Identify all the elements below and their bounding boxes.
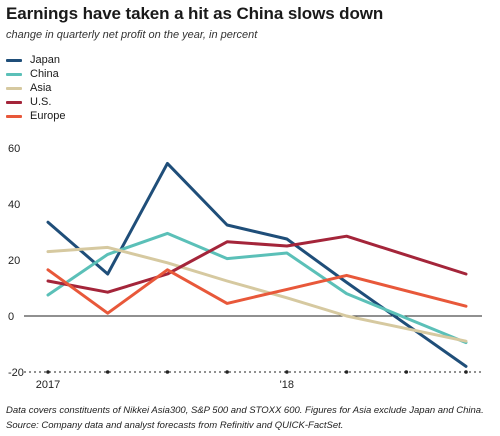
x-tick-mark [105,370,110,374]
legend-swatch-japan [6,58,22,62]
series-line-asia [46,245,468,343]
chart-title: Earnings have taken a hit as China slows… [6,4,384,23]
y-tick-label: 60 [8,143,20,155]
x-tick-label: '18 [280,379,294,391]
legend-swatch-europe [6,114,22,118]
x-tick-label: 2017 [36,379,60,391]
legend-item-asia: Asia [6,81,65,95]
y-tick-label: 40 [8,199,20,211]
x-tick-mark [344,370,349,374]
legend-item-japan: Japan [6,53,65,67]
series-line-us [46,234,468,294]
x-tick-mark [46,370,50,374]
footnote-note: Data covers constituents of Nikkei Asia3… [6,405,484,416]
chart-subtitle: change in quarterly net profit on the ye… [6,29,258,41]
footnote-source: Source: Company data and analyst forecas… [6,420,344,431]
legend-swatch-us [6,100,22,104]
series-line-japan [46,161,468,368]
x-tick-mark [285,370,289,374]
series-line-europe [46,268,468,315]
legend-item-europe: Europe [6,109,65,123]
chart-legend: Japan China Asia U.S. Europe [6,53,65,123]
y-tick-label: 0 [8,311,14,323]
legend-label-japan: Japan [30,54,60,66]
legend-item-us: U.S. [6,95,65,109]
legend-label-asia: Asia [30,82,52,94]
x-tick-mark [404,370,409,374]
legend-swatch-asia [6,86,22,90]
x-tick-mark [165,370,170,374]
legend-label-us: U.S. [30,96,52,108]
x-tick-mark [225,370,229,374]
legend-item-china: China [6,67,65,81]
legend-label-europe: Europe [30,110,66,122]
x-tick-mark [464,370,468,374]
y-tick-label: 20 [8,255,20,267]
legend-label-china: China [30,68,59,80]
series-line-china [46,231,468,345]
y-tick-label: -20 [8,367,24,379]
legend-swatch-china [6,72,22,76]
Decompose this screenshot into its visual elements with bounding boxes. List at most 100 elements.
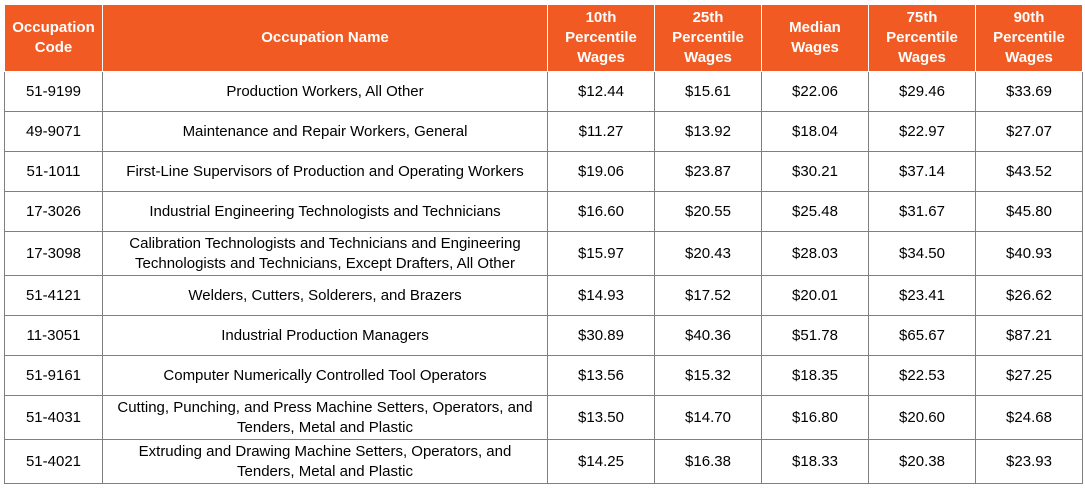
cell-10th-percentile: $14.93 (547, 275, 655, 316)
cell-90th-percentile: $43.52 (975, 151, 1083, 192)
text-line: Percentile (672, 29, 744, 46)
table-row: 51-4031 Cutting, Punching, and Press Mach… (4, 395, 1083, 440)
cell-10th-percentile: $15.97 (547, 231, 655, 276)
cell-90th-percentile: $26.62 (975, 275, 1083, 316)
text-line: Computer Numerically Controlled Tool Ope… (163, 366, 487, 384)
cell-10th-percentile: $13.50 (547, 395, 655, 440)
cell-occupation-code: 51-4031 (4, 395, 103, 440)
cell-25th-percentile: $20.43 (654, 231, 762, 276)
cell-75th-percentile: $23.41 (868, 275, 976, 316)
table-body: 51-9199 Production Workers, All Other $12.… (4, 71, 1083, 484)
cell-median-wages: $25.48 (761, 191, 869, 232)
cell-median-wages: $22.06 (761, 71, 869, 112)
header-occupation-code: Occupation Code (4, 4, 103, 72)
cell-75th-percentile: $22.53 (868, 355, 976, 396)
cell-10th-percentile: $19.06 (547, 151, 655, 192)
cell-median-wages: $16.80 (761, 395, 869, 440)
text-line: Percentile (565, 29, 637, 46)
cell-25th-percentile: $14.70 (654, 395, 762, 440)
cell-occupation-name: Production Workers, All Other (102, 71, 548, 112)
header-occupation-name: Occupation Name (102, 4, 548, 72)
cell-median-wages: $20.01 (761, 275, 869, 316)
cell-75th-percentile: $31.67 (868, 191, 976, 232)
text-line: Wages (577, 49, 625, 66)
cell-90th-percentile: $33.69 (975, 71, 1083, 112)
cell-90th-percentile: $27.25 (975, 355, 1083, 396)
cell-75th-percentile: $29.46 (868, 71, 976, 112)
cell-median-wages: $28.03 (761, 231, 869, 276)
cell-occupation-name: Calibration Technologists and Technician… (102, 231, 548, 276)
text-line: Tenders, Metal and Plastic (237, 418, 413, 436)
text-line: 75th (906, 9, 938, 26)
cell-75th-percentile: $20.38 (868, 439, 976, 484)
text-line: Wages (684, 49, 732, 66)
cell-occupation-code: 51-9161 (4, 355, 103, 396)
table-row: 51-9161 Computer Numerically Controlled T… (4, 355, 1083, 396)
cell-90th-percentile: $87.21 (975, 315, 1083, 356)
cell-25th-percentile: $13.92 (654, 111, 762, 152)
text-line: Wages (791, 39, 839, 56)
cell-median-wages: $30.21 (761, 151, 869, 192)
cell-occupation-code: 51-4021 (4, 439, 103, 484)
header-row: Occupation Code Occupation Name 10th Perce… (4, 4, 1083, 72)
table-row: 49-9071 Maintenance and Repair Workers, G… (4, 111, 1083, 152)
text-line: 90th (1013, 9, 1045, 26)
text-line: Production Workers, All Other (226, 82, 424, 100)
text-line: 10th (585, 9, 617, 26)
cell-median-wages: $18.35 (761, 355, 869, 396)
table-header: Occupation Code Occupation Name 10th Perce… (4, 4, 1083, 72)
cell-10th-percentile: $30.89 (547, 315, 655, 356)
cell-occupation-name: Maintenance and Repair Workers, General (102, 111, 548, 152)
header-median-wages: Median Wages (761, 4, 869, 72)
cell-90th-percentile: $23.93 (975, 439, 1083, 484)
cell-25th-percentile: $20.55 (654, 191, 762, 232)
text-line: Occupation (12, 19, 95, 36)
header-25th-percentile: 25th Percentile Wages (654, 4, 762, 72)
text-line: 25th (692, 9, 724, 26)
text-line: Percentile (993, 29, 1065, 46)
cell-median-wages: $51.78 (761, 315, 869, 356)
text-line: Wages (898, 49, 946, 66)
cell-25th-percentile: $17.52 (654, 275, 762, 316)
table-row: 17-3026 Industrial Engineering Technologi… (4, 191, 1083, 232)
text-line: Calibration Technologists and Technician… (129, 234, 521, 252)
cell-occupation-name: Industrial Engineering Technologists and… (102, 191, 548, 232)
text-line: Occupation Name (261, 29, 389, 46)
text-line: Tenders, Metal and Plastic (237, 462, 413, 480)
cell-75th-percentile: $20.60 (868, 395, 976, 440)
table-row: 51-4121 Welders, Cutters, Solderers, and … (4, 275, 1083, 316)
text-line: Welders, Cutters, Solderers, and Brazers (188, 286, 462, 304)
text-line: Median (789, 19, 841, 36)
cell-occupation-code: 51-9199 (4, 71, 103, 112)
text-line: Wages (1005, 49, 1053, 66)
cell-90th-percentile: $45.80 (975, 191, 1083, 232)
cell-25th-percentile: $16.38 (654, 439, 762, 484)
wages-table: Occupation Code Occupation Name 10th Perce… (4, 4, 1083, 484)
cell-25th-percentile: $15.61 (654, 71, 762, 112)
cell-90th-percentile: $27.07 (975, 111, 1083, 152)
table-row: 51-1011 First-Line Supervisors of Product… (4, 151, 1083, 192)
header-75th-percentile: 75th Percentile Wages (868, 4, 976, 72)
cell-median-wages: $18.04 (761, 111, 869, 152)
cell-occupation-code: 51-4121 (4, 275, 103, 316)
cell-10th-percentile: $16.60 (547, 191, 655, 232)
cell-75th-percentile: $34.50 (868, 231, 976, 276)
table-row: 11-3051 Industrial Production Managers $30… (4, 315, 1083, 356)
cell-25th-percentile: $15.32 (654, 355, 762, 396)
text-line: Maintenance and Repair Workers, General (182, 122, 468, 140)
text-line: Industrial Production Managers (221, 326, 429, 344)
cell-10th-percentile: $13.56 (547, 355, 655, 396)
cell-occupation-name: Extruding and Drawing Machine Setters, O… (102, 439, 548, 484)
cell-75th-percentile: $65.67 (868, 315, 976, 356)
text-line: Extruding and Drawing Machine Setters, O… (138, 442, 512, 460)
cell-occupation-name: Computer Numerically Controlled Tool Ope… (102, 355, 548, 396)
cell-75th-percentile: $37.14 (868, 151, 976, 192)
cell-occupation-name: Industrial Production Managers (102, 315, 548, 356)
table-row: 51-4021 Extruding and Drawing Machine Set… (4, 439, 1083, 484)
table-row: 51-9199 Production Workers, All Other $12.… (4, 71, 1083, 112)
cell-10th-percentile: $11.27 (547, 111, 655, 152)
header-10th-percentile: 10th Percentile Wages (547, 4, 655, 72)
cell-occupation-name: Cutting, Punching, and Press Machine Set… (102, 395, 548, 440)
cell-25th-percentile: $23.87 (654, 151, 762, 192)
cell-occupation-name: Welders, Cutters, Solderers, and Brazers (102, 275, 548, 316)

THE TASK
Set down the lines of the material above without any change, starting with the line that contains "x-tick-mark [105,370,110,374]" and going on through the line that contains "legend-label-japan: Japan [30,54,60,66]".

ANSWER BELOW
x-tick-mark [105,370,110,374]
legend-swatch-japan [6,58,22,62]
series-line-asia [46,245,468,343]
chart-title: Earnings have taken a hit as China slows… [6,4,384,23]
y-tick-label: 60 [8,143,20,155]
x-tick-label: '18 [280,379,294,391]
legend-swatch-europe [6,114,22,118]
x-tick-label: 2017 [36,379,60,391]
legend-item-asia: Asia [6,81,65,95]
y-tick-label: 40 [8,199,20,211]
x-tick-mark [344,370,349,374]
legend-item-japan: Japan [6,53,65,67]
series-line-us [46,234,468,294]
x-tick-mark [46,370,50,374]
footnote-note: Data covers constituents of Nikkei Asia3… [6,405,484,416]
chart-subtitle: change in quarterly net profit on the ye… [6,29,258,41]
footnote-source: Source: Company data and analyst forecas… [6,420,344,431]
legend-swatch-us [6,100,22,104]
series-line-japan [46,161,468,368]
x-tick-mark [285,370,289,374]
series-line-europe [46,268,468,315]
legend-item-europe: Europe [6,109,65,123]
chart-legend: Japan China Asia U.S. Europe [6,53,65,123]
y-tick-label: 0 [8,311,14,323]
legend-label-japan: Japan [30,54,60,66]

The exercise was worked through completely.